(Data records)
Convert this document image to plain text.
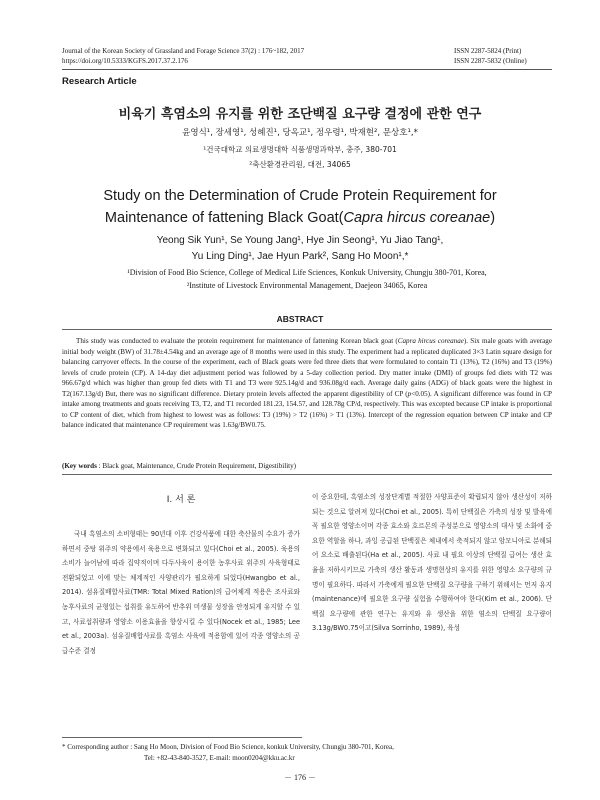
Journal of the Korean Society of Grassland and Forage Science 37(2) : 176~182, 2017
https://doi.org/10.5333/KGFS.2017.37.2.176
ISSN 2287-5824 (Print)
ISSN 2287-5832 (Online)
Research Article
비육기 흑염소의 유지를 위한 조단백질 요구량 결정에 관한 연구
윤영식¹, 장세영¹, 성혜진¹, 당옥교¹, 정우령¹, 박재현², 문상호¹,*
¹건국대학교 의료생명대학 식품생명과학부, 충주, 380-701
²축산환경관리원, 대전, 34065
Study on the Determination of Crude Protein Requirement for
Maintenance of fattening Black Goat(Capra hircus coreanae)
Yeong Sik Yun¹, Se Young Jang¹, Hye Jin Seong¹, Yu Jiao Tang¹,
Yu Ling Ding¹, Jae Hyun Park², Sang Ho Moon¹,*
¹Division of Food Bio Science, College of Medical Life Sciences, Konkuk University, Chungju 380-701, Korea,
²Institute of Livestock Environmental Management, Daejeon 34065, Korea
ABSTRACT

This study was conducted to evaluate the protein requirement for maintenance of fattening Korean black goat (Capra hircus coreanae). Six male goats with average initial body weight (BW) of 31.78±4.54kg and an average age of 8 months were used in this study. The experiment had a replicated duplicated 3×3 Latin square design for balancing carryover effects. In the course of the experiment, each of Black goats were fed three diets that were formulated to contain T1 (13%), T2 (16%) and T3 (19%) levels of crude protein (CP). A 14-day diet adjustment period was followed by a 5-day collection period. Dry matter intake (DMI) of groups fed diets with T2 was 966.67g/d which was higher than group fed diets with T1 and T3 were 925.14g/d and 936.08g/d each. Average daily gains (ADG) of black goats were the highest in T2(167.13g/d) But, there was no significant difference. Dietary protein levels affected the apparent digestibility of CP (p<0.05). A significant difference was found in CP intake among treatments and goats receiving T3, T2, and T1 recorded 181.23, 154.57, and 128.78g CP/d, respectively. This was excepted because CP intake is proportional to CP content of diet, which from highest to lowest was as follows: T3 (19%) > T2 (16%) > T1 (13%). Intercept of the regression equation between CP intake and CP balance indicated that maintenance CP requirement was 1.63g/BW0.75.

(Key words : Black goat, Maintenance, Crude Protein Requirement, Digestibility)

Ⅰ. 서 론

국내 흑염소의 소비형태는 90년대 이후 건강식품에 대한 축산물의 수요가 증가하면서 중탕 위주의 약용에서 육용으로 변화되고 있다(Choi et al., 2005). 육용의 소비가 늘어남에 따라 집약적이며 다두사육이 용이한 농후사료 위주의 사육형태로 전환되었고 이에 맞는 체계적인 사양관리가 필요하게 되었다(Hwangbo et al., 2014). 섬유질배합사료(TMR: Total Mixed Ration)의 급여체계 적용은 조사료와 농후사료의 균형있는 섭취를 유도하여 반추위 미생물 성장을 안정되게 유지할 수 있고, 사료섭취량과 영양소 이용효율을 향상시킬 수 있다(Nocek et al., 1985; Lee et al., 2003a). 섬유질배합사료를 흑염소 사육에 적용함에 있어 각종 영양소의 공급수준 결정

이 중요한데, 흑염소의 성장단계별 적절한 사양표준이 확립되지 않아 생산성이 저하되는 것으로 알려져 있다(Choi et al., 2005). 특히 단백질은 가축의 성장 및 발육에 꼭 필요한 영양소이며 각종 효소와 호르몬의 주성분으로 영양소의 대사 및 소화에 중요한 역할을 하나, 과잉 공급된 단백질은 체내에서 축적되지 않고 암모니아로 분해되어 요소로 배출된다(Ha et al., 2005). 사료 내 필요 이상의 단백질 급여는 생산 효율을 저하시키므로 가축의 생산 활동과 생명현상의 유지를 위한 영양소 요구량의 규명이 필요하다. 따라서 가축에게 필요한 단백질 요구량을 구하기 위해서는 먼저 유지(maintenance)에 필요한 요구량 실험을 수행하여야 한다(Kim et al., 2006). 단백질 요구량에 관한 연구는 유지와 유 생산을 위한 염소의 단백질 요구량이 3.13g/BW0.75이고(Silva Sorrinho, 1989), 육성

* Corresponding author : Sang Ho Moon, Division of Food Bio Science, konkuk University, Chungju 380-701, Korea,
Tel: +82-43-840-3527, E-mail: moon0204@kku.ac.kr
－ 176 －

--

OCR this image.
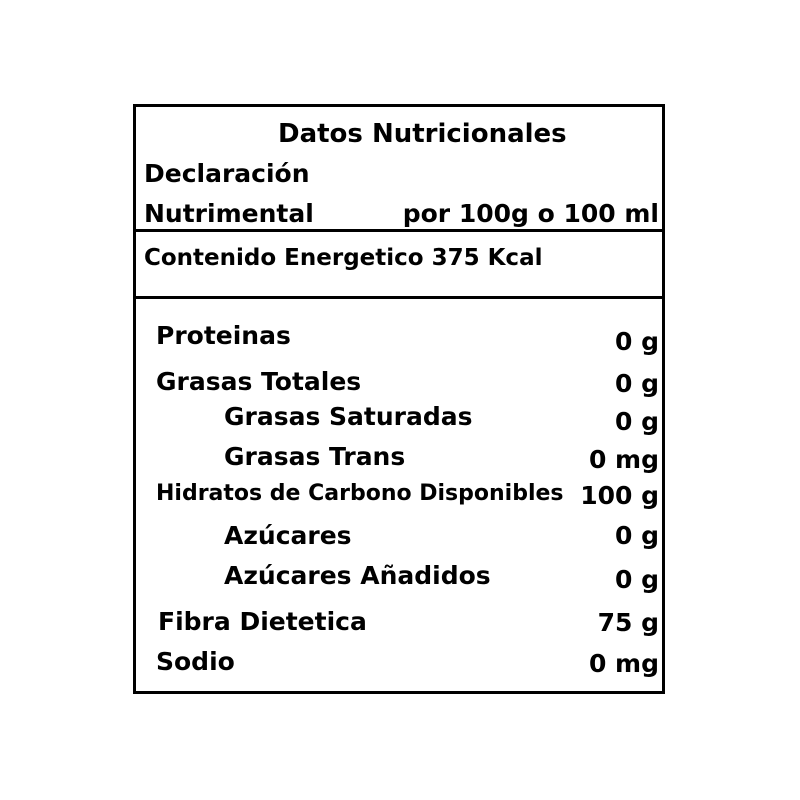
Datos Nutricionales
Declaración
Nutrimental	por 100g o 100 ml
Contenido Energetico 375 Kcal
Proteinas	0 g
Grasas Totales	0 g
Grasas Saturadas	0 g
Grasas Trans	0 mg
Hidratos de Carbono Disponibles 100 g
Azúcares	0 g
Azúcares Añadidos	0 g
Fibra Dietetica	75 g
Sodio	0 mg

Exercise
In the records above, find the lines containing "Chungju" and copy them.

Response box
¹Division of Food Bio Science, College of Medical Life Sciences, Konkuk University, Chungju 380-701, Korea,
* Corresponding author : Sang Ho Moon, Division of Food Bio Science, konkuk University, Chungju 380-701, Korea,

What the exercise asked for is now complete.